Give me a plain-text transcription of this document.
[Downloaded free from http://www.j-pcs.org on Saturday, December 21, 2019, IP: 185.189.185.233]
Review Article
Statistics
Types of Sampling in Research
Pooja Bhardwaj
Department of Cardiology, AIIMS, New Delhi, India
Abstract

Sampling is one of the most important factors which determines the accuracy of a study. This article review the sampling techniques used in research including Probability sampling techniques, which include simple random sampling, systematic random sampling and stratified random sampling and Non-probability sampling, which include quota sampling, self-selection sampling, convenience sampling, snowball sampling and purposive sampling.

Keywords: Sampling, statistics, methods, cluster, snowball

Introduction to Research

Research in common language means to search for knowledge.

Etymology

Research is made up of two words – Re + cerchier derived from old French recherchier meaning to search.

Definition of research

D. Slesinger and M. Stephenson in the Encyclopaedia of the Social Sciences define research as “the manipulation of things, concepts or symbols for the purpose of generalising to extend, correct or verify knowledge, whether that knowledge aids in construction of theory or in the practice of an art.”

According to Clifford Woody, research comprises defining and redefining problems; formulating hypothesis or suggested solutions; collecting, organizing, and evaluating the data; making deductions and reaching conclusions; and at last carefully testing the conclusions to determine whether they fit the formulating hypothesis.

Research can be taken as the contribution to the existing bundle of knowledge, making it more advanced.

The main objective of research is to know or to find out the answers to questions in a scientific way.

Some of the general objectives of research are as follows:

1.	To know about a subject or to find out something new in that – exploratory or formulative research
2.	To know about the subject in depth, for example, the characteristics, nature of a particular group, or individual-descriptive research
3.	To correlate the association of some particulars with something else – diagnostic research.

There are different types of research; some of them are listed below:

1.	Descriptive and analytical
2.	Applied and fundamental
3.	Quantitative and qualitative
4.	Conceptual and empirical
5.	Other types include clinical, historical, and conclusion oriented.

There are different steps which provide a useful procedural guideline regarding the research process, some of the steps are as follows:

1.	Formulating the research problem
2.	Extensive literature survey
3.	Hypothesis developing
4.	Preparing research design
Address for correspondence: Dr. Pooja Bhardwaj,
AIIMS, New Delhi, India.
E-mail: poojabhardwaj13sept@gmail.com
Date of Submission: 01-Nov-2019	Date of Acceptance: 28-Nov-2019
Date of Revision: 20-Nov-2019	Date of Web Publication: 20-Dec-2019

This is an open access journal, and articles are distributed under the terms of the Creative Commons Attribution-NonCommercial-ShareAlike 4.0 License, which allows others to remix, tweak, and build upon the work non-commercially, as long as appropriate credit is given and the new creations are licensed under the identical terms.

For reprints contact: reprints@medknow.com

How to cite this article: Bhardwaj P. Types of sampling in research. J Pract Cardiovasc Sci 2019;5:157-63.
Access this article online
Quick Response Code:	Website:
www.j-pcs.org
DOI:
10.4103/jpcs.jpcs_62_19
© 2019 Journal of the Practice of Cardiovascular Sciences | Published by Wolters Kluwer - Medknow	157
=-=-=
--- Problem ---
Print the records above in full, exactly.

--- The completed task ---
Give me a plain-text transcription of this document.
[Downloaded free from http://www.j-pcs.org on Saturday, December 21, 2019, IP: 185.189.185.233]
Review Article
Statistics
Types of Sampling in Research
Pooja Bhardwaj
Department of Cardiology, AIIMS, New Delhi, India
Abstract

Sampling is one of the most important factors which determines the accuracy of a study. This article review the sampling techniques used in research including Probability sampling techniques, which include simple random sampling, systematic random sampling and stratified random sampling and Non-probability sampling, which include quota sampling, self-selection sampling, convenience sampling, snowball sampling and purposive sampling.

Keywords: Sampling, statistics, methods, cluster, snowball

Introduction to Research

Research in common language means to search for knowledge.

Etymology

Research is made up of two words – Re + cerchier derived from old French recherchier meaning to search.

Definition of research

D. Slesinger and M. Stephenson in the Encyclopaedia of the Social Sciences define research as “the manipulation of things, concepts or symbols for the purpose of generalising to extend, correct or verify knowledge, whether that knowledge aids in construction of theory or in the practice of an art.”

According to Clifford Woody, research comprises defining and redefining problems; formulating hypothesis or suggested solutions; collecting, organizing, and evaluating the data; making deductions and reaching conclusions; and at last carefully testing the conclusions to determine whether they fit the formulating hypothesis.

Research can be taken as the contribution to the existing bundle of knowledge, making it more advanced.

The main objective of research is to know or to find out the answers to questions in a scientific way.

Some of the general objectives of research are as follows:

1.	To know about a subject or to find out something new in that – exploratory or formulative research
2.	To know about the subject in depth, for example, the characteristics, nature of a particular group, or individual-descriptive research
3.	To correlate the association of some particulars with something else – diagnostic research.

There are different types of research; some of them are listed below:

1.	Descriptive and analytical
2.	Applied and fundamental
3.	Quantitative and qualitative
4.	Conceptual and empirical
5.	Other types include clinical, historical, and conclusion oriented.

There are different steps which provide a useful procedural guideline regarding the research process, some of the steps are as follows:

1.	Formulating the research problem
2.	Extensive literature survey
3.	Hypothesis developing
4.	Preparing research design
Address for correspondence: Dr. Pooja Bhardwaj,
AIIMS, New Delhi, India.
E-mail: poojabhardwaj13sept@gmail.com
Date of Submission: 01-Nov-2019	Date of Acceptance: 28-Nov-2019
Date of Revision: 20-Nov-2019	Date of Web Publication: 20-Dec-2019

This is an open access journal, and articles are distributed under the terms of the Creative Commons Attribution-NonCommercial-ShareAlike 4.0 License, which allows others to remix, tweak, and build upon the work non-commercially, as long as appropriate credit is given and the new creations are licensed under the identical terms.

For reprints contact: reprints@medknow.com

How to cite this article: Bhardwaj P. Types of sampling in research. J Pract Cardiovasc Sci 2019;5:157-63.
Access this article online
Quick Response Code:	Website:
www.j-pcs.org
DOI:
10.4103/jpcs.jpcs_62_19
© 2019 Journal of the Practice of Cardiovascular Sciences | Published by Wolters Kluwer - Medknow	157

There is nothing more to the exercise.